— start PASSAGE PROVIDED —
Tuesday, July 8. 2008

How I spent the 4th of July

My holiday weekend started on Wednesday when we loaded up my parents-in-law's boat and headed out to the San Juan islands (in Washington State for those of you unfamiliar with them). The first night we anchored out here:


After dinner the rain started, quickly followed by a lightning and thunder storm that reminded me of Arizona monsoons rather than the usual storms we get here in the Pacific Northwest. My kids were a little scared by it ("Mama, will the lightning sink our boat?") but us adults thought it was thrilling to be right in the middle of it all.


All weekend we put out crab pots and caught enough to 1.) entertain my boys as they watched them swim around in the tank or play with their claws after they were, um, deceased, and 2.) eat like kings the entire time!


Here's another picture of the crabs, out of the water:


Although we were woken in the middle of the night by more flashes and booms, we woke up to a clearing sky and warm weather, so we headed out to explore the islands...


...and passed a couple ferries...


...and a seaplane...


...and settled for the night here, nestled up against Orcas Island.


We all know about tides, but seeing it is quite another matter. Check out this picture of the exact same spot as the last picture, but taken at low tide. Pretty cool, huh?


The San Juan islands are a grouping of hundreds of islands of varying sizes. Some are large enough to support whole communities. Others are tiny and privately owned with huge homes tucked into the trees and expensive yachts tied up to the dock. Others, like this tiny one below, are just there waiting to be explored. One of these times I'm going to have to take a kayak with me to do just that.


The weekend ended with a spectacular fireworks show right above the boat in Anacortes. Unfortunately, I don't have pictures of that because I was snuggling with my 3-year-old under a blanket and didn't want to get up to get the camera. The best part of the show, I'd have to say, was the "applause" all the boats gave by honking their horns when the show ended. It made us feel like we were part of some secret society.

Ahhh...have I told you how much I love summertime?


Posted by Kelli Estes at 23:19 | Comment (1) | Trackbacks (0)

Monday, June 30. 2008

The worst years of your life...
— end PASSAGE PROVIDED —
__DIRECTION A__. Transcribe the stretch of the Fourth of July blog post from "The weekend ended" through "some secret society.".
— start EXCERPTED DATA —
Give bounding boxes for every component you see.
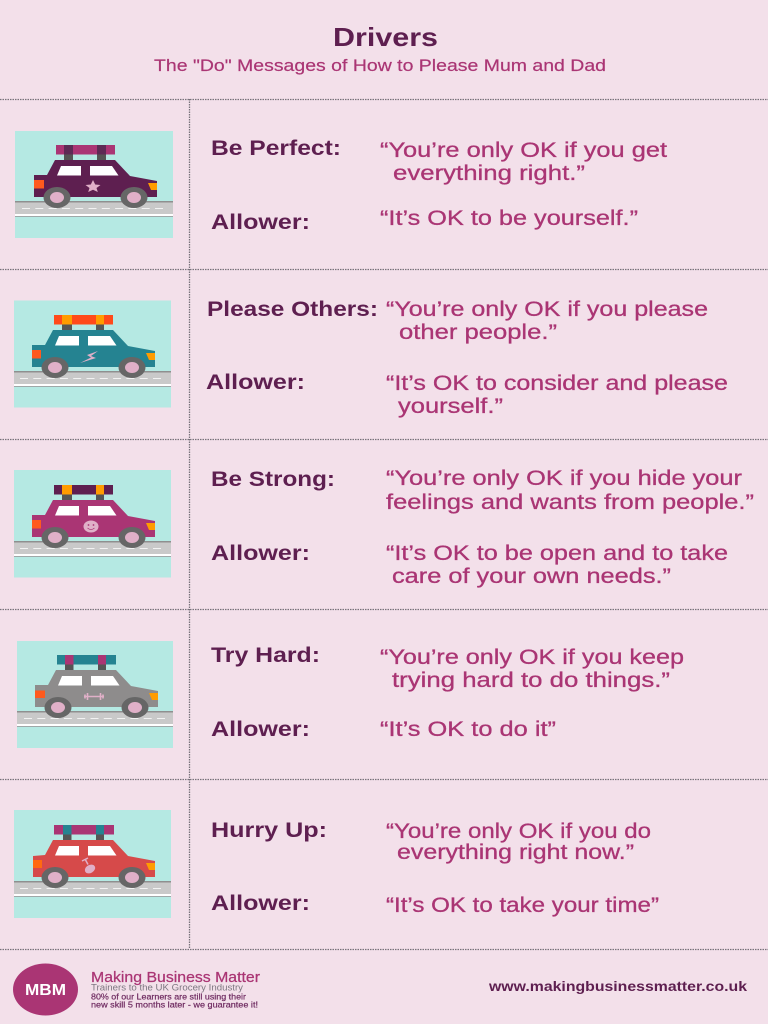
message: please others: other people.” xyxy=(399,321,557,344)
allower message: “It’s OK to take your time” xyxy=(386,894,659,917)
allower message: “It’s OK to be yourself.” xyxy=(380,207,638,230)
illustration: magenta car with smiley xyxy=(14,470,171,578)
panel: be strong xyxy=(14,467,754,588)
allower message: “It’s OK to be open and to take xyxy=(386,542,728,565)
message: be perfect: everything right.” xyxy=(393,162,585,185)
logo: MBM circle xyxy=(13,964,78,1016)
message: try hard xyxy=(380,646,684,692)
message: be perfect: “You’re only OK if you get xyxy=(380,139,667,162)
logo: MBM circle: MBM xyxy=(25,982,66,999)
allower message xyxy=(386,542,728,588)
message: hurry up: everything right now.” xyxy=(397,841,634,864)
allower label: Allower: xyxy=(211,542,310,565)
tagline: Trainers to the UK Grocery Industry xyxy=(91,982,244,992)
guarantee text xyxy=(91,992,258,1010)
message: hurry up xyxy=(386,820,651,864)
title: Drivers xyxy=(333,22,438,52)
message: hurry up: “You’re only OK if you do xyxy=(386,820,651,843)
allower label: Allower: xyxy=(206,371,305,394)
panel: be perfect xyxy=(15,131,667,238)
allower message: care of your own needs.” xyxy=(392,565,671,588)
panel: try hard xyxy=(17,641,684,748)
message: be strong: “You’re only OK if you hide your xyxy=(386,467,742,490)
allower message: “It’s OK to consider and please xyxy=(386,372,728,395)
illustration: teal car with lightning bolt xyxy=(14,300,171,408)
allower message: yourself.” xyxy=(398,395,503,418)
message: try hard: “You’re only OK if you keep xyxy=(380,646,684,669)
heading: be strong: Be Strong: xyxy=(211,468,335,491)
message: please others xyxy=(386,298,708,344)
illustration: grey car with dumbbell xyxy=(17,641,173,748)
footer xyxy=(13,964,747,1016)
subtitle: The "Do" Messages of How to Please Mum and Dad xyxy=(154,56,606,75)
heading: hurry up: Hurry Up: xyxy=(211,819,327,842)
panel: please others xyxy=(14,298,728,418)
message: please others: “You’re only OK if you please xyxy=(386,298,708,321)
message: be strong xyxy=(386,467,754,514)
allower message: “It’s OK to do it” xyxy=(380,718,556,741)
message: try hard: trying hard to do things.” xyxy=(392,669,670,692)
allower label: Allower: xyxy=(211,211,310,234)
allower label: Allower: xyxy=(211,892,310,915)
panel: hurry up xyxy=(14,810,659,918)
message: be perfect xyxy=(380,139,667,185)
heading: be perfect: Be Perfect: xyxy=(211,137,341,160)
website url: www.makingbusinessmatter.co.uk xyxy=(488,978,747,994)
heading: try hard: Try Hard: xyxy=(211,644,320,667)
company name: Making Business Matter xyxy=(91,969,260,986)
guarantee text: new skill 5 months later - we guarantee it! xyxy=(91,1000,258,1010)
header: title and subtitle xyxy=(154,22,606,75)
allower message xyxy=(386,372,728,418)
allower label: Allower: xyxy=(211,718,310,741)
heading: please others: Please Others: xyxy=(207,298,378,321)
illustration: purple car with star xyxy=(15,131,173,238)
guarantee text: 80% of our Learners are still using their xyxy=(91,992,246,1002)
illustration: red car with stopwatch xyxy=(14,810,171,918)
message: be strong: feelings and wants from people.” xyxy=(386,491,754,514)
— end EXCERPTED DATA —
— start EXCERPTED DATA —
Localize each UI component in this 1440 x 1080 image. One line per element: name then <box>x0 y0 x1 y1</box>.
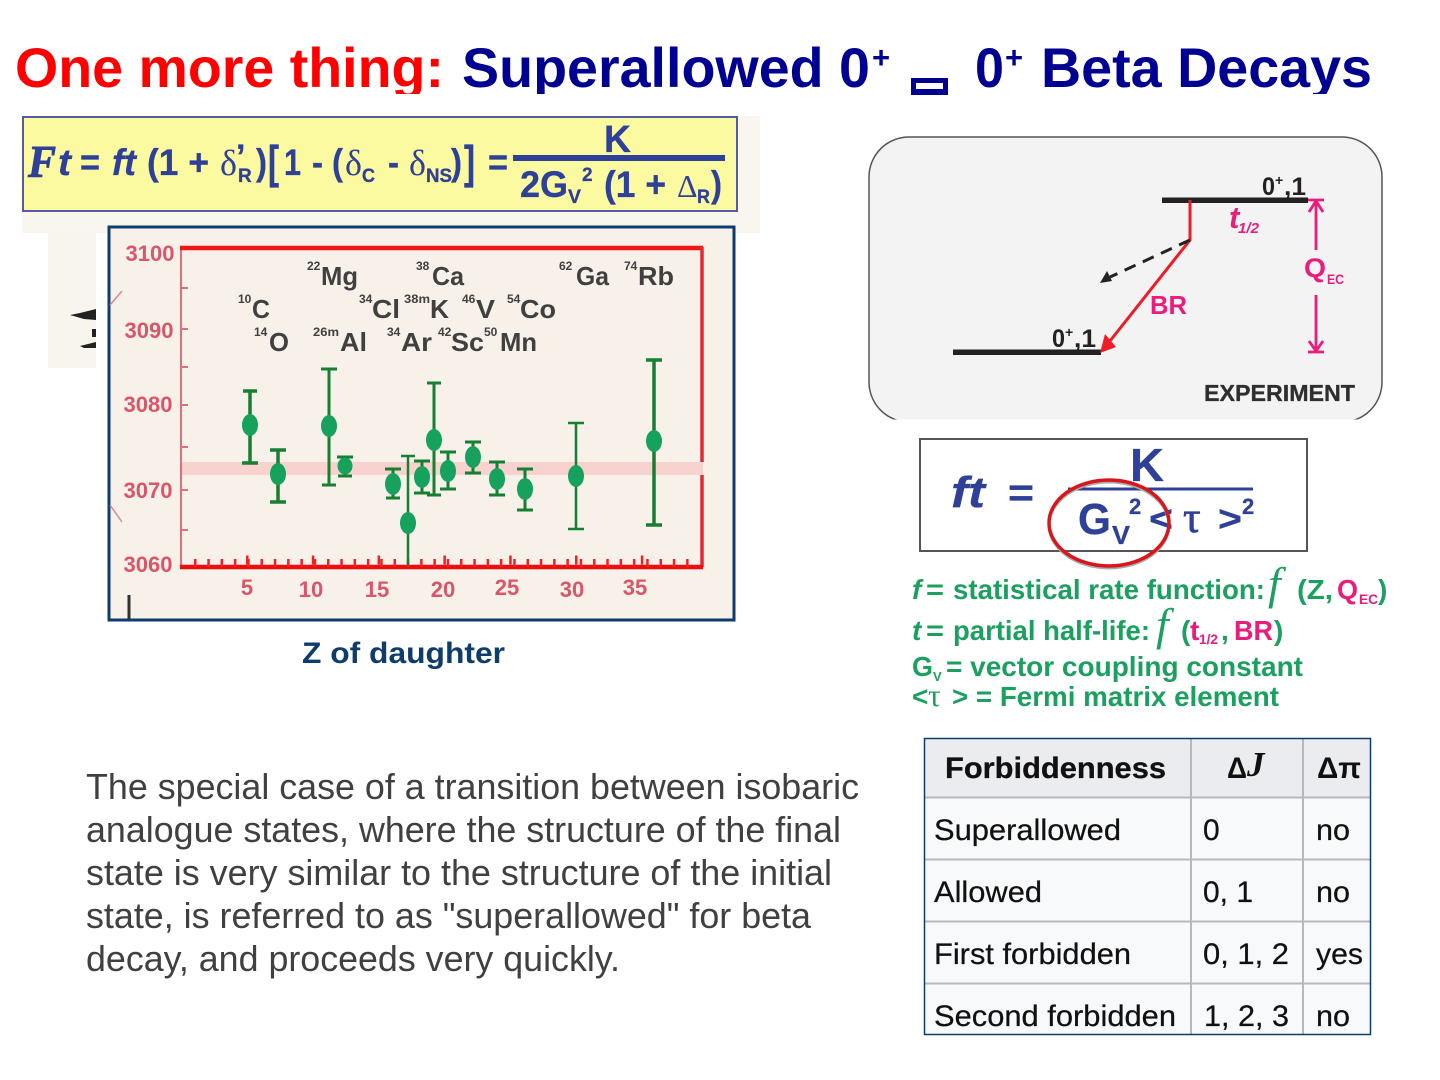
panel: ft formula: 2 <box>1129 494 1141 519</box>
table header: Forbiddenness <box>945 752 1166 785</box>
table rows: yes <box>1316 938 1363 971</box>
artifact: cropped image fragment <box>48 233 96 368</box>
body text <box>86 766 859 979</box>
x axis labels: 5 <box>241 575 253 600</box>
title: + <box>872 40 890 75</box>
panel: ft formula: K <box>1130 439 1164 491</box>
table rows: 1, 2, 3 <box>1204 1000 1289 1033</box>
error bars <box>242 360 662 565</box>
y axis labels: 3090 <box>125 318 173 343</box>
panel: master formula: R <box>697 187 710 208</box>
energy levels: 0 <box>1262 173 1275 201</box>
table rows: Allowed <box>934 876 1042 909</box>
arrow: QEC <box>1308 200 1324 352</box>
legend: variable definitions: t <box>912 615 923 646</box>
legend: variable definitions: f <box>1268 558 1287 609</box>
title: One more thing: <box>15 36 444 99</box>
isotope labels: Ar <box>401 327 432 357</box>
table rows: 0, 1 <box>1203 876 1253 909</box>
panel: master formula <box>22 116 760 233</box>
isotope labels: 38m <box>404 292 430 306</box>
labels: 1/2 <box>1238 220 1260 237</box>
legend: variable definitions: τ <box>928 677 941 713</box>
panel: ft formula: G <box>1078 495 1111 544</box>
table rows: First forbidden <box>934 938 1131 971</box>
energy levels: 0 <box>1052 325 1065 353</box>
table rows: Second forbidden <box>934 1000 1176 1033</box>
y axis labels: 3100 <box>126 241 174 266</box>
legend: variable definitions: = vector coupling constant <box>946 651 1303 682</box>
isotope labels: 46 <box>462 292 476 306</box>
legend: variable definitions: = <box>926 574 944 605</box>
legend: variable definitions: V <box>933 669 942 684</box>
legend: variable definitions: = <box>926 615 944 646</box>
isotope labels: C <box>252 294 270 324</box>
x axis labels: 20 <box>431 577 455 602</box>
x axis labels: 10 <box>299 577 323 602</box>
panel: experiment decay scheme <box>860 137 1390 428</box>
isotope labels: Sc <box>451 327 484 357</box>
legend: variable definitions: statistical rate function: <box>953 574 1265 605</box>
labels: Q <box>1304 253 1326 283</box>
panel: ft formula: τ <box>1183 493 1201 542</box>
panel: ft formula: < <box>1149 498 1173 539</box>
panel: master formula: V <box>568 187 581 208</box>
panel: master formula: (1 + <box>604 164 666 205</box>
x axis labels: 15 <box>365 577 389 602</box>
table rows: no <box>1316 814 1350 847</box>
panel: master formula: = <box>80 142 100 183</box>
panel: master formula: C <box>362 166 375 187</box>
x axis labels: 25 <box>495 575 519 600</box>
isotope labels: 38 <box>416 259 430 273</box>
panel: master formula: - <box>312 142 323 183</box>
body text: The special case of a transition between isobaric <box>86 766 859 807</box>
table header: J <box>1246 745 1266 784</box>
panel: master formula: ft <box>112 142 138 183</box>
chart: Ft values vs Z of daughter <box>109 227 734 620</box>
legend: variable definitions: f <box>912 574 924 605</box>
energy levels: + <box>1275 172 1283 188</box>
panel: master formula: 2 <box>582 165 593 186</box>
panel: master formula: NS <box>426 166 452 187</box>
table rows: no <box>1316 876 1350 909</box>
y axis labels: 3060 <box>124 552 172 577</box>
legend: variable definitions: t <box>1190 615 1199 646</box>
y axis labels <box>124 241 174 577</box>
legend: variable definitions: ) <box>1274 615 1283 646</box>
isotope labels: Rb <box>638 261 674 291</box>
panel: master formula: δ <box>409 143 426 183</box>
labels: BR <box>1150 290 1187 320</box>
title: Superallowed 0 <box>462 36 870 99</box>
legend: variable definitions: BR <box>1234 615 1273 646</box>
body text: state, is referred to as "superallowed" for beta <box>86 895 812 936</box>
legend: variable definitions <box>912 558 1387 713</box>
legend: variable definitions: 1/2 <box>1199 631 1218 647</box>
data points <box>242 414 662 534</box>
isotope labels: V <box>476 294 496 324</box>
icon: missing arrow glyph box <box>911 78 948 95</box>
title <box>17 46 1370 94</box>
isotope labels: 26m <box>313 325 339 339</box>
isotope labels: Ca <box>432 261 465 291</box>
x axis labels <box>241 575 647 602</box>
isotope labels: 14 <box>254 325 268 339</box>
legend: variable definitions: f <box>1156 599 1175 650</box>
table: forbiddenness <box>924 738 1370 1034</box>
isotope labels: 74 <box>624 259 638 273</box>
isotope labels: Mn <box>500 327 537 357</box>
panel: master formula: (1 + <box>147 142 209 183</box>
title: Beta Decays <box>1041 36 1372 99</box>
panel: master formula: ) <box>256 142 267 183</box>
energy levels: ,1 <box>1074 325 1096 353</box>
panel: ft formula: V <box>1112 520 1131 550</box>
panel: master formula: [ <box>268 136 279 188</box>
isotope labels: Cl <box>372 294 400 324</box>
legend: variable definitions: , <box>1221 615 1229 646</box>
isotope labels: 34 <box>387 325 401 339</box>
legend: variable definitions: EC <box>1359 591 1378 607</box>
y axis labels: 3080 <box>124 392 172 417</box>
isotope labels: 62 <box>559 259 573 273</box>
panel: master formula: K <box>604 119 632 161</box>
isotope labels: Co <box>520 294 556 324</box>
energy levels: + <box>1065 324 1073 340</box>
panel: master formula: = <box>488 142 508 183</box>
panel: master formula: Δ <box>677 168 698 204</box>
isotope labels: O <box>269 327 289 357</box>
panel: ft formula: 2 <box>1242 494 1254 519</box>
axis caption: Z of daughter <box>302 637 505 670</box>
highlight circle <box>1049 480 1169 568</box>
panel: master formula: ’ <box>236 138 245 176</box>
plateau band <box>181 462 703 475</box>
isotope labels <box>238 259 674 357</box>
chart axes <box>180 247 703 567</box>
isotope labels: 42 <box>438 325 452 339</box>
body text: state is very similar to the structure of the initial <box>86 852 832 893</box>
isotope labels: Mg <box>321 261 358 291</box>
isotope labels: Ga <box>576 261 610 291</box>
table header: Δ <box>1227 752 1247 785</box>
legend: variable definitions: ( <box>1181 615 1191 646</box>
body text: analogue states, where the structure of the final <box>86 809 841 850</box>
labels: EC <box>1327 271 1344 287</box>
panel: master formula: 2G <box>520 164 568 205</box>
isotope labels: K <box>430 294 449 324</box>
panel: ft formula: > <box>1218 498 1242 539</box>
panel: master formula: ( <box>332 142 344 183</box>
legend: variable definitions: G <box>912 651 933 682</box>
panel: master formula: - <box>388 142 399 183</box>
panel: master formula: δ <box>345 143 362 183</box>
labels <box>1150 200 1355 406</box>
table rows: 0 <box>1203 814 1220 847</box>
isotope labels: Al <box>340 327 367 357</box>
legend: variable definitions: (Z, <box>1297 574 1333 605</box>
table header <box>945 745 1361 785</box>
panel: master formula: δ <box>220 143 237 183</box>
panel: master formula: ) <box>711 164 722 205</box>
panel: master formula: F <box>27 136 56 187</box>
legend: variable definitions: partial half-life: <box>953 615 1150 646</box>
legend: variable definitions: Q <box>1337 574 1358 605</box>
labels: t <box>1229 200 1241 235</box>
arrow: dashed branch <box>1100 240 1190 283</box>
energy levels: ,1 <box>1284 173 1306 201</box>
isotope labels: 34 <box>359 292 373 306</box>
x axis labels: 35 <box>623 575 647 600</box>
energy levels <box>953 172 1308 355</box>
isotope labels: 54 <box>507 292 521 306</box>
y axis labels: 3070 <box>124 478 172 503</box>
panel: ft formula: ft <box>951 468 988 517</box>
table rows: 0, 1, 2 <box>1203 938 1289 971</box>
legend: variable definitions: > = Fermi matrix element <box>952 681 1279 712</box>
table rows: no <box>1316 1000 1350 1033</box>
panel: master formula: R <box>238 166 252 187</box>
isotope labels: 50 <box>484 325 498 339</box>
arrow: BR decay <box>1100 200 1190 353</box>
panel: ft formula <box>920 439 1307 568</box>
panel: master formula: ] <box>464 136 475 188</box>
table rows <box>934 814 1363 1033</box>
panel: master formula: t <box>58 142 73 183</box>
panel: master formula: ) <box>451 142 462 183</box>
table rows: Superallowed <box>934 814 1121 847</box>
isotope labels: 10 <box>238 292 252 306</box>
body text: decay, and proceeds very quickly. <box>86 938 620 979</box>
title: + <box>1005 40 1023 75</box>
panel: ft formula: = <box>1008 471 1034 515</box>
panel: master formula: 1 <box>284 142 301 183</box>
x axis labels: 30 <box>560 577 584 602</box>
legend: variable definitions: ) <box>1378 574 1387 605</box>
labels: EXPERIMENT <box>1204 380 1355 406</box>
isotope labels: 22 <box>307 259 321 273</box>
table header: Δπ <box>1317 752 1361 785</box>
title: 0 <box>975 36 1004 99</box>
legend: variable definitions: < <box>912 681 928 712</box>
— end EXCERPTED DATA —
— start EXCERPTED DATA —
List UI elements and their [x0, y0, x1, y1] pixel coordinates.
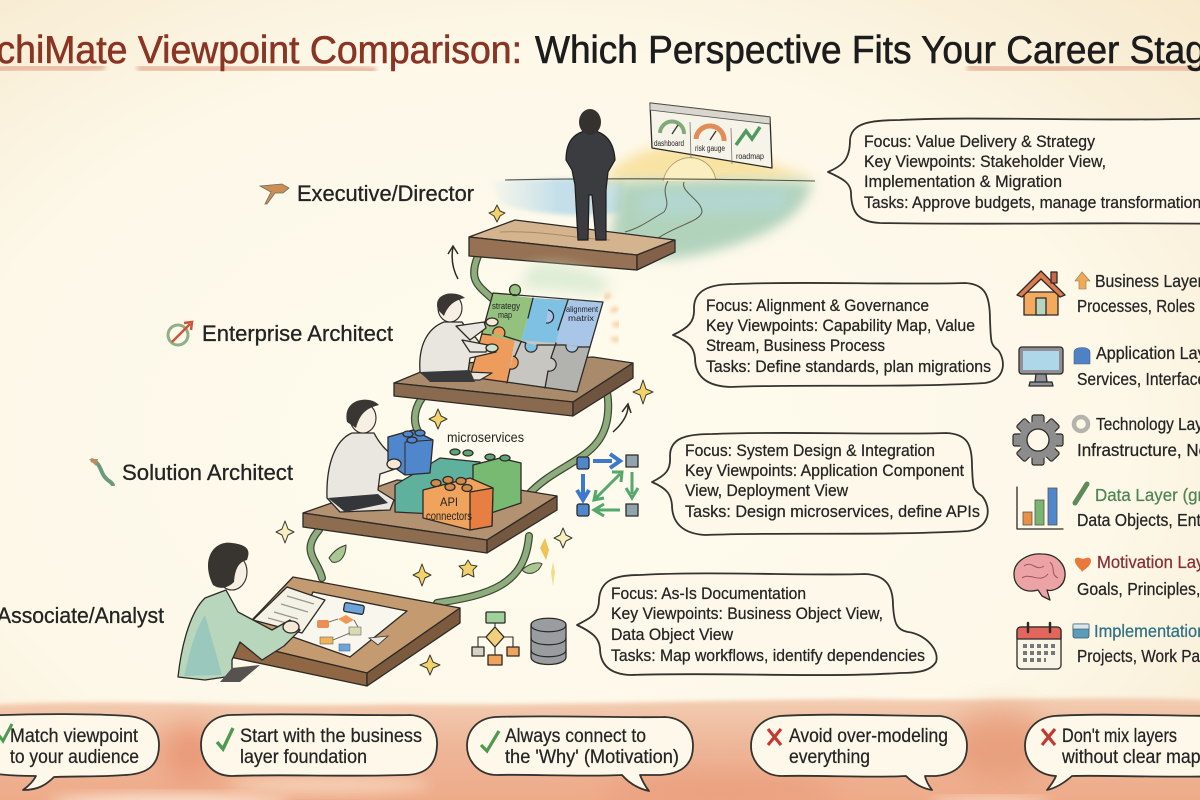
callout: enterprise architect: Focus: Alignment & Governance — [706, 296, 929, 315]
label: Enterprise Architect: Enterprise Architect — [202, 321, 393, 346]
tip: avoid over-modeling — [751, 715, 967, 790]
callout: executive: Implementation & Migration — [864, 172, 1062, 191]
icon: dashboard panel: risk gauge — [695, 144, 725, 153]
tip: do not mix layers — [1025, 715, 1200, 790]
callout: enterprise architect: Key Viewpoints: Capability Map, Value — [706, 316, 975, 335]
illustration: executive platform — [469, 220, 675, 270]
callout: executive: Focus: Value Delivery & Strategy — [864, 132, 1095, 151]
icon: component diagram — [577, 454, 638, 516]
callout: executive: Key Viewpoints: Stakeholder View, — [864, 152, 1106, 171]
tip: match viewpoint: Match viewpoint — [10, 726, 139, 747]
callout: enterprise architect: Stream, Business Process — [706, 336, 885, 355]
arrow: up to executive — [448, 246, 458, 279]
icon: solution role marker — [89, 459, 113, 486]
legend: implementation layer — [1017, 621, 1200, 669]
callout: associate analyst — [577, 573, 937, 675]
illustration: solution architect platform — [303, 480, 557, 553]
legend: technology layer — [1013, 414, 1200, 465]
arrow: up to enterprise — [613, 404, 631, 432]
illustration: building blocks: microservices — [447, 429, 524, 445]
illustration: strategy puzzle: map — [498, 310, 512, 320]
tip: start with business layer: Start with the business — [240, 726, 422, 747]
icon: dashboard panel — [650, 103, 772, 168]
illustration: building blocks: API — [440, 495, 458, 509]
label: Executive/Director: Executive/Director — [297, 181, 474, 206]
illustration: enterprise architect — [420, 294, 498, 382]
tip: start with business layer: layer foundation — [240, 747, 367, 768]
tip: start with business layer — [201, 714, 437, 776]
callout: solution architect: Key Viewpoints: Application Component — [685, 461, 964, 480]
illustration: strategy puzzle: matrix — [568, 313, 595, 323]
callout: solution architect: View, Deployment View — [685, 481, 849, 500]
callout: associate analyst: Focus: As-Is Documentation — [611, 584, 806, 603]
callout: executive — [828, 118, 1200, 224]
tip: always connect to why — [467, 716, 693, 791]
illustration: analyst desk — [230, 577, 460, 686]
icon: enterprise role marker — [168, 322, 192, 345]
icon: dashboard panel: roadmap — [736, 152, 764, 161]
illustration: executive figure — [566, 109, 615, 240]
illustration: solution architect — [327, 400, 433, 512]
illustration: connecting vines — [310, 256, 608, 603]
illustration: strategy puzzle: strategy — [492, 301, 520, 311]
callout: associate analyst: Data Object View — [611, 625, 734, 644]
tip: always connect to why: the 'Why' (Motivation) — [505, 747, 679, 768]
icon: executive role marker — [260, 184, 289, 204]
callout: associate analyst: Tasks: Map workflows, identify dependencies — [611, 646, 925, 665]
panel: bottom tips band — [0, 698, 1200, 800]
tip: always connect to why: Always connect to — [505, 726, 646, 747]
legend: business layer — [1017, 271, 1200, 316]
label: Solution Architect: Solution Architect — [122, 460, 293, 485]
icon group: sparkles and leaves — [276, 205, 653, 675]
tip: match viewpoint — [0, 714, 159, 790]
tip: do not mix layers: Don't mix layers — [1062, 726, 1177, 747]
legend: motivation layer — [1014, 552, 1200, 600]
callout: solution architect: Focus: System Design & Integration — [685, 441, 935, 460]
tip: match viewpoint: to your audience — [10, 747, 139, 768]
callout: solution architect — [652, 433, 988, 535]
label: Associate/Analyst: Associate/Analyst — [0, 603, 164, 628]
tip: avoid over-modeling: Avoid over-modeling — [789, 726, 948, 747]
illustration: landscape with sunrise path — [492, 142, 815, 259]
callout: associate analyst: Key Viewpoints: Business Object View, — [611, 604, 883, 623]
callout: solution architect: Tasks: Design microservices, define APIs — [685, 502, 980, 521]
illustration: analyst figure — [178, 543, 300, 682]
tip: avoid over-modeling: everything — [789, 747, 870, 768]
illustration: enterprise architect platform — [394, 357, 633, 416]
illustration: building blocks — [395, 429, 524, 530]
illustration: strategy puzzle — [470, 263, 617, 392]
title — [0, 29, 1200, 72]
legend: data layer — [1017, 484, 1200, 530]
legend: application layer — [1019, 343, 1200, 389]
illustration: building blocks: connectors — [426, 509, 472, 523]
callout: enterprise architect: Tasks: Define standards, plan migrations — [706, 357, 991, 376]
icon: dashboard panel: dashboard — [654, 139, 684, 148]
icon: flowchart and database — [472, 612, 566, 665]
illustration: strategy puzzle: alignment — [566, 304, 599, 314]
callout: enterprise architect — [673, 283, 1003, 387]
— end EXCERPTED DATA —
__DIRECTION B__. In the first block of rows, repeat word for word the stretch from the row containing "message: please others: other" through the row containing "panel: be strong xyxy=(14,467,754,588)".

__FINAL ANSWER A__.
The weekend ended with a spectacular fireworks show right above the boat in Anacortes. Unfortunately, I don't have pictures of that because I was snuggling with my 3-year-old under a blanket and didn't want to get up to get the camera. The best part of the show, I'd have to say, was the "applause" all the boats gave by honking their horns when the show ended. It made us feel like we were part of some secret society.

__FINAL ANSWER B__.
message: please others: other people.” xyxy=(399,321,557,344)
allower message: “It’s OK to take your time” xyxy=(386,894,659,917)
allower message: “It’s OK to be yourself.” xyxy=(380,207,638,230)
illustration: magenta car with smiley xyxy=(14,470,171,578)
panel: be strong xyxy=(14,467,754,588)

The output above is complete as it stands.